> **Set exercise**:
Make a verbatim copy of the entries below; pictures stay out.

Figure record extracts
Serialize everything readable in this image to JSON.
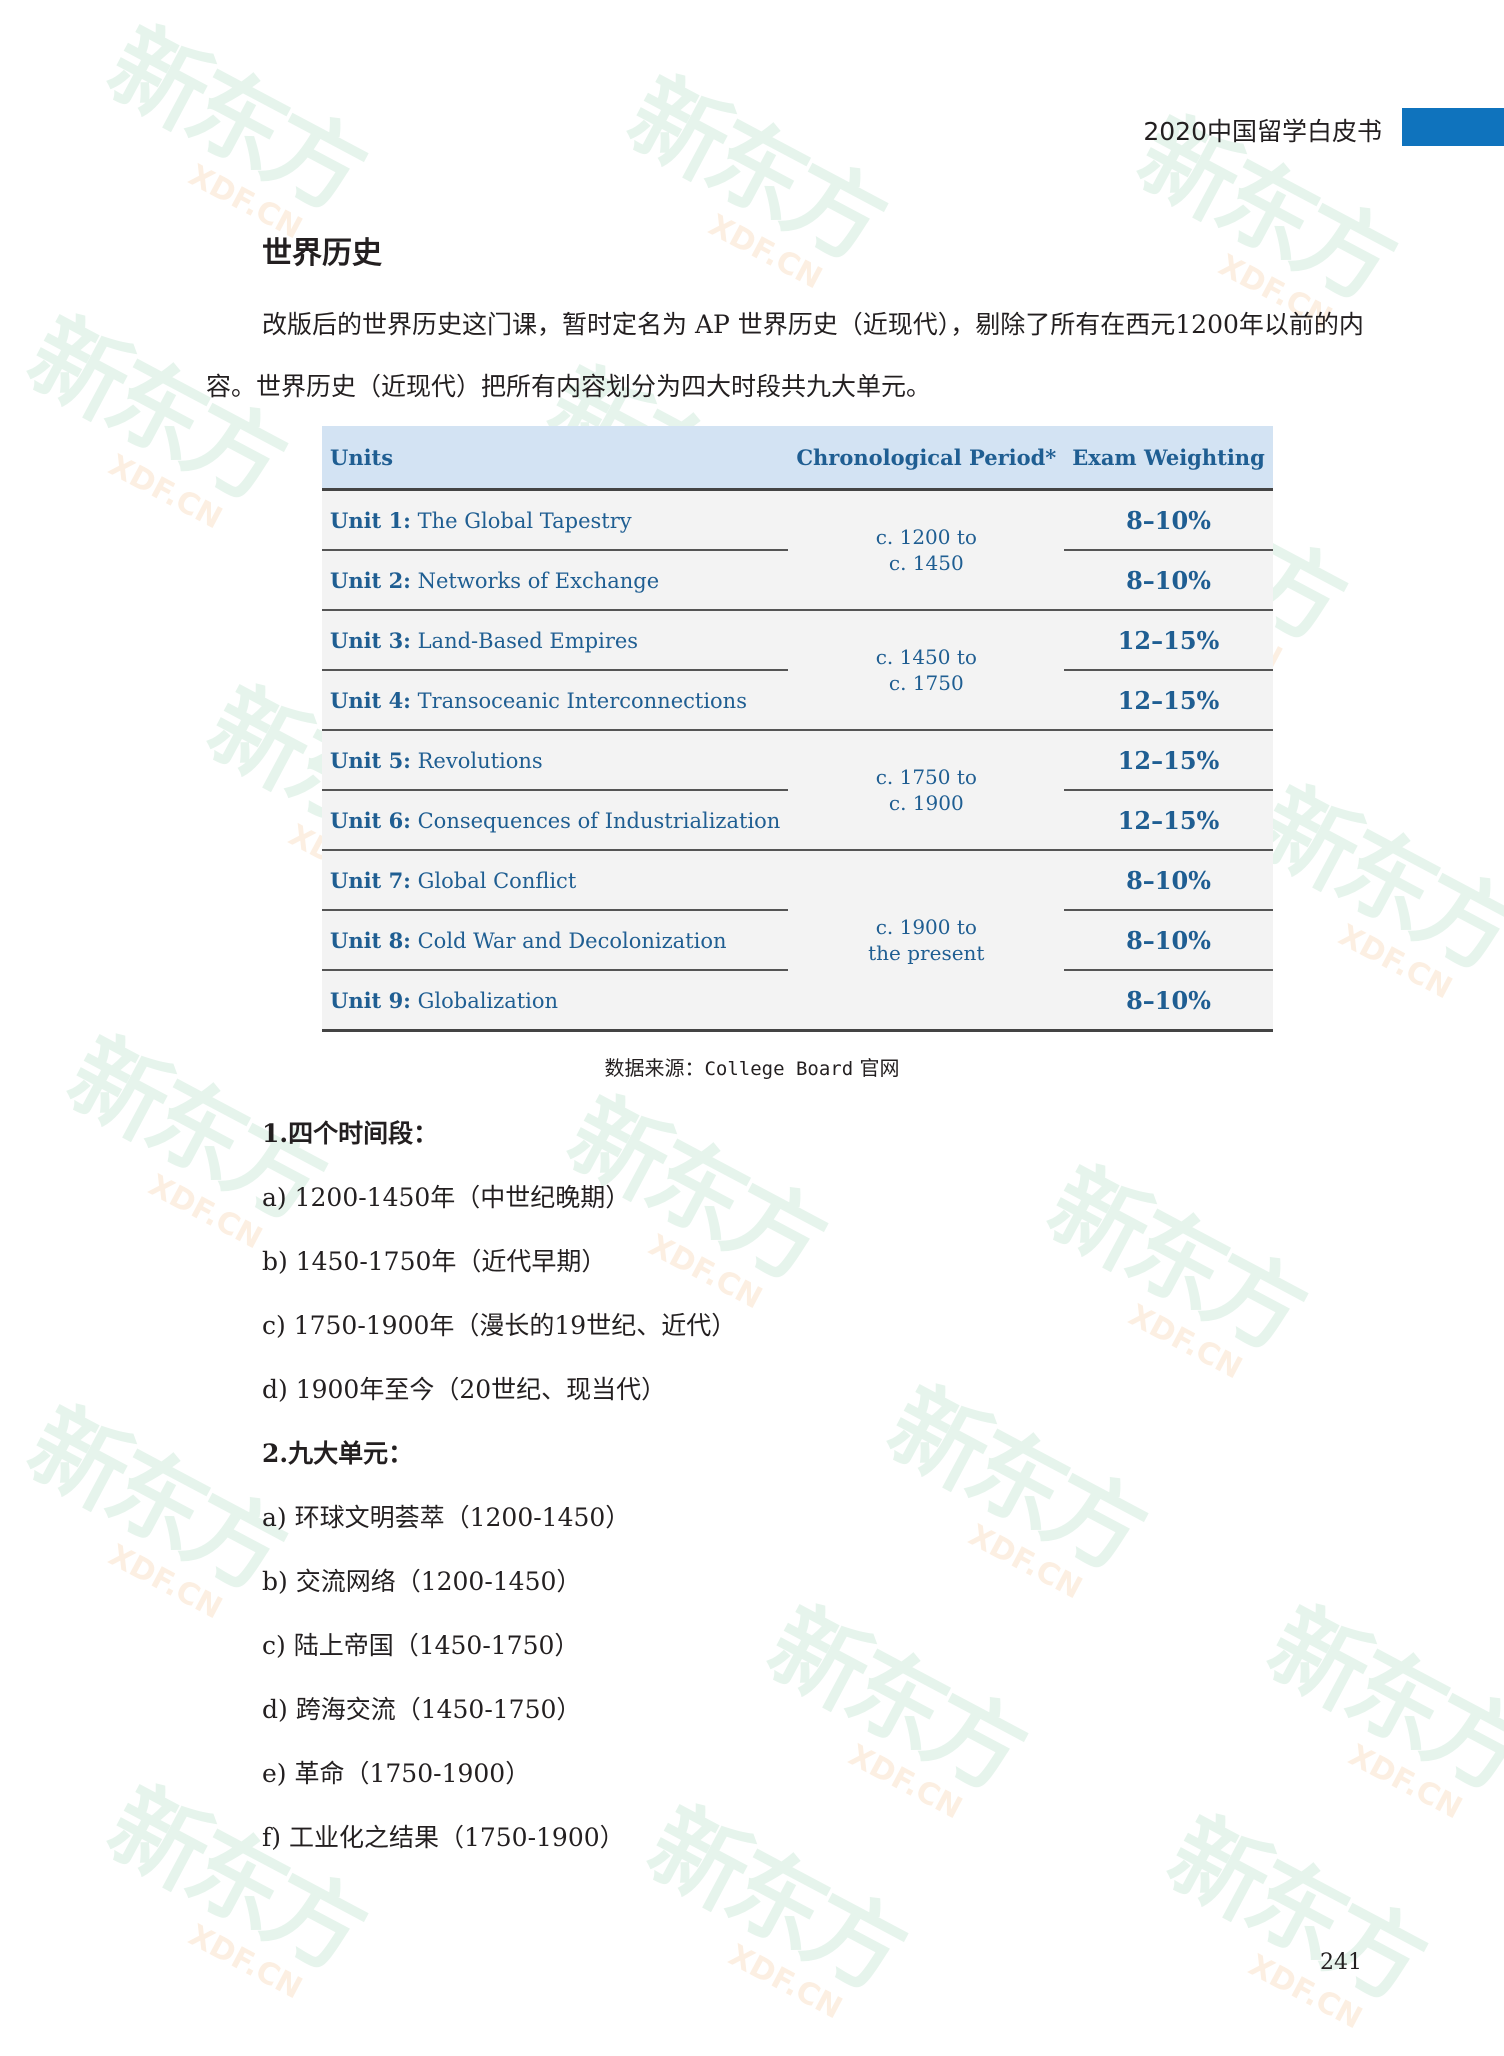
{
  "header": {
    "title": "2020中国留学白皮书",
    "accent_color": "#0f73bd"
  },
  "section": {
    "title": "世界历史",
    "intro": "改版后的世界历史这门课，暂时定名为 AP 世界历史（近现代），剔除了所有在西元1200年以前的内容。世界历史（近现代）把所有内容划分为四大时段共九大单元。"
  },
  "table": {
    "headers": {
      "units": "Units",
      "period": "Chronological Period*",
      "weighting": "Exam Weighting"
    },
    "rows": [
      {
        "unit_no": "Unit 1:",
        "unit_name": " The Global Tapestry",
        "weight": "8–10%"
      },
      {
        "unit_no": "Unit 2:",
        "unit_name": " Networks of Exchange",
        "weight": "8–10%"
      },
      {
        "unit_no": "Unit 3:",
        "unit_name": " Land-Based Empires",
        "weight": "12–15%"
      },
      {
        "unit_no": "Unit 4:",
        "unit_name": " Transoceanic Interconnections",
        "weight": "12–15%"
      },
      {
        "unit_no": "Unit 5:",
        "unit_name": " Revolutions",
        "weight": "12–15%"
      },
      {
        "unit_no": "Unit 6:",
        "unit_name": " Consequences of Industrialization",
        "weight": "12–15%"
      },
      {
        "unit_no": "Unit 7:",
        "unit_name": " Global Conflict",
        "weight": "8–10%"
      },
      {
        "unit_no": "Unit 8:",
        "unit_name": " Cold War and Decolonization",
        "weight": "8–10%"
      },
      {
        "unit_no": "Unit 9:",
        "unit_name": " Globalization",
        "weight": "8–10%"
      }
    ],
    "periods": [
      {
        "line1": "c. 1200 to",
        "line2": "c. 1450"
      },
      {
        "line1": "c. 1450 to",
        "line2": "c. 1750"
      },
      {
        "line1": "c. 1750 to",
        "line2": "c. 1900"
      },
      {
        "line1": "c. 1900 to",
        "line2": "the present"
      }
    ],
    "header_bg": "#d3e3f3",
    "text_color": "#1f5e92"
  },
  "caption": {
    "prefix": "数据来源：",
    "source": "College Board",
    "suffix": " 官网"
  },
  "periods_list": {
    "heading": "1.四个时间段：",
    "items": [
      "a) 1200-1450年（中世纪晚期）",
      "b) 1450-1750年（近代早期）",
      "c) 1750-1900年（漫长的19世纪、近代）",
      "d) 1900年至今（20世纪、现当代）"
    ]
  },
  "units_list": {
    "heading": "2.九大单元：",
    "items": [
      "a) 环球文明荟萃（1200-1450）",
      "b) 交流网络（1200-1450）",
      "c) 陆上帝国（1450-1750）",
      "d) 跨海交流（1450-1750）",
      "e) 革命（1750-1900）",
      "f) 工业化之结果（1750-1900）"
    ]
  },
  "page_number": "241",
  "watermark": {
    "cn": "新东方",
    "en": "XDF.CN"
  }
}
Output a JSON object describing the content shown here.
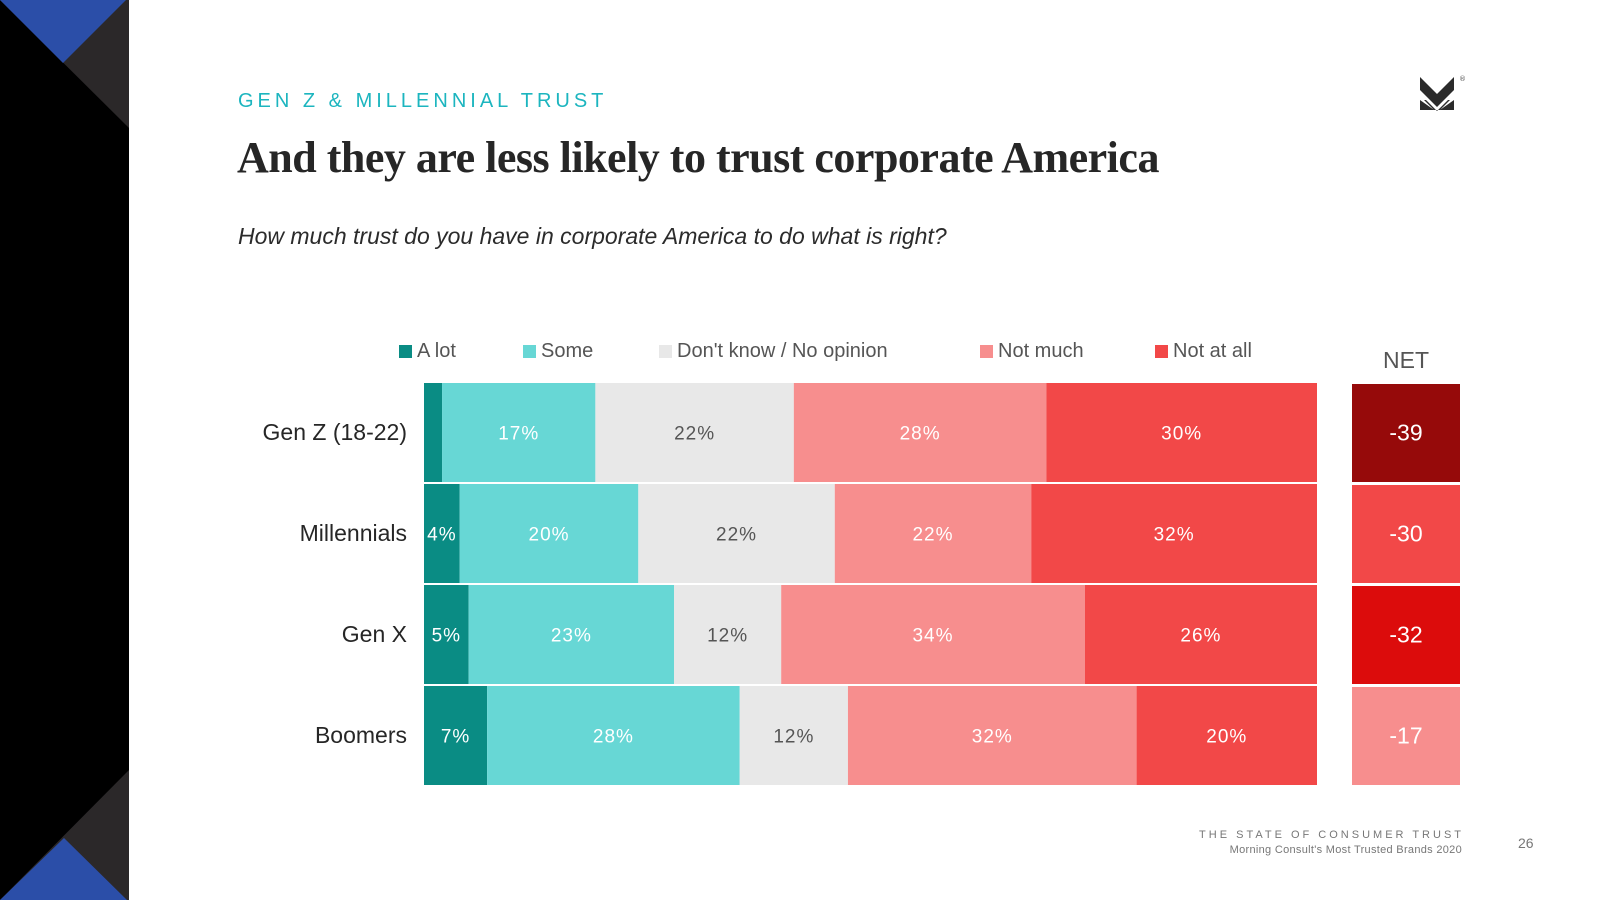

> **Task result**:
Serialize everything readable in this image to JSON.
{
  "header": {
    "title": "2020中国留学白皮书",
    "accent_color": "#0f73bd"
  },
  "section": {
    "title": "世界历史",
    "intro": "改版后的世界历史这门课，暂时定名为 AP 世界历史（近现代），剔除了所有在西元1200年以前的内容。世界历史（近现代）把所有内容划分为四大时段共九大单元。"
  },
  "table": {
    "headers": {
      "units": "Units",
      "period": "Chronological Period*",
      "weighting": "Exam Weighting"
    },
    "rows": [
      {
        "unit_no": "Unit 1:",
        "unit_name": " The Global Tapestry",
        "weight": "8–10%"
      },
      {
        "unit_no": "Unit 2:",
        "unit_name": " Networks of Exchange",
        "weight": "8–10%"
      },
      {
        "unit_no": "Unit 3:",
        "unit_name": " Land-Based Empires",
        "weight": "12–15%"
      },
      {
        "unit_no": "Unit 4:",
        "unit_name": " Transoceanic Interconnections",
        "weight": "12–15%"
      },
      {
        "unit_no": "Unit 5:",
        "unit_name": " Revolutions",
        "weight": "12–15%"
      },
      {
        "unit_no": "Unit 6:",
        "unit_name": " Consequences of Industrialization",
        "weight": "12–15%"
      },
      {
        "unit_no": "Unit 7:",
        "unit_name": " Global Conflict",
        "weight": "8–10%"
      },
      {
        "unit_no": "Unit 8:",
        "unit_name": " Cold War and Decolonization",
        "weight": "8–10%"
      },
      {
        "unit_no": "Unit 9:",
        "unit_name": " Globalization",
        "weight": "8–10%"
      }
    ],
    "periods": [
      {
        "line1": "c. 1200 to",
        "line2": "c. 1450"
      },
      {
        "line1": "c. 1450 to",
        "line2": "c. 1750"
      },
      {
        "line1": "c. 1750 to",
        "line2": "c. 1900"
      },
      {
        "line1": "c. 1900 to",
        "line2": "the present"
      }
    ],
    "header_bg": "#d3e3f3",
    "text_color": "#1f5e92"
  },
  "caption": {
    "prefix": "数据来源：",
    "source": "College Board",
    "suffix": " 官网"
  },
  "periods_list": {
    "heading": "1.四个时间段：",
    "items": [
      "a) 1200-1450年（中世纪晚期）",
      "b) 1450-1750年（近代早期）",
      "c) 1750-1900年（漫长的19世纪、近代）",
      "d) 1900年至今（20世纪、现当代）"
    ]
  },
  "units_list": {
    "heading": "2.九大单元：",
    "items": [
      "a) 环球文明荟萃（1200-1450）",
      "b) 交流网络（1200-1450）",
      "c) 陆上帝国（1450-1750）",
      "d) 跨海交流（1450-1750）",
      "e) 革命（1750-1900）",
      "f) 工业化之结果（1750-1900）"
    ]
  },
  "page_number": "241",
  "watermark": {
    "cn": "新东方",
    "en": "XDF.CN"
  }
}
Output a JSON object describing the content shown here.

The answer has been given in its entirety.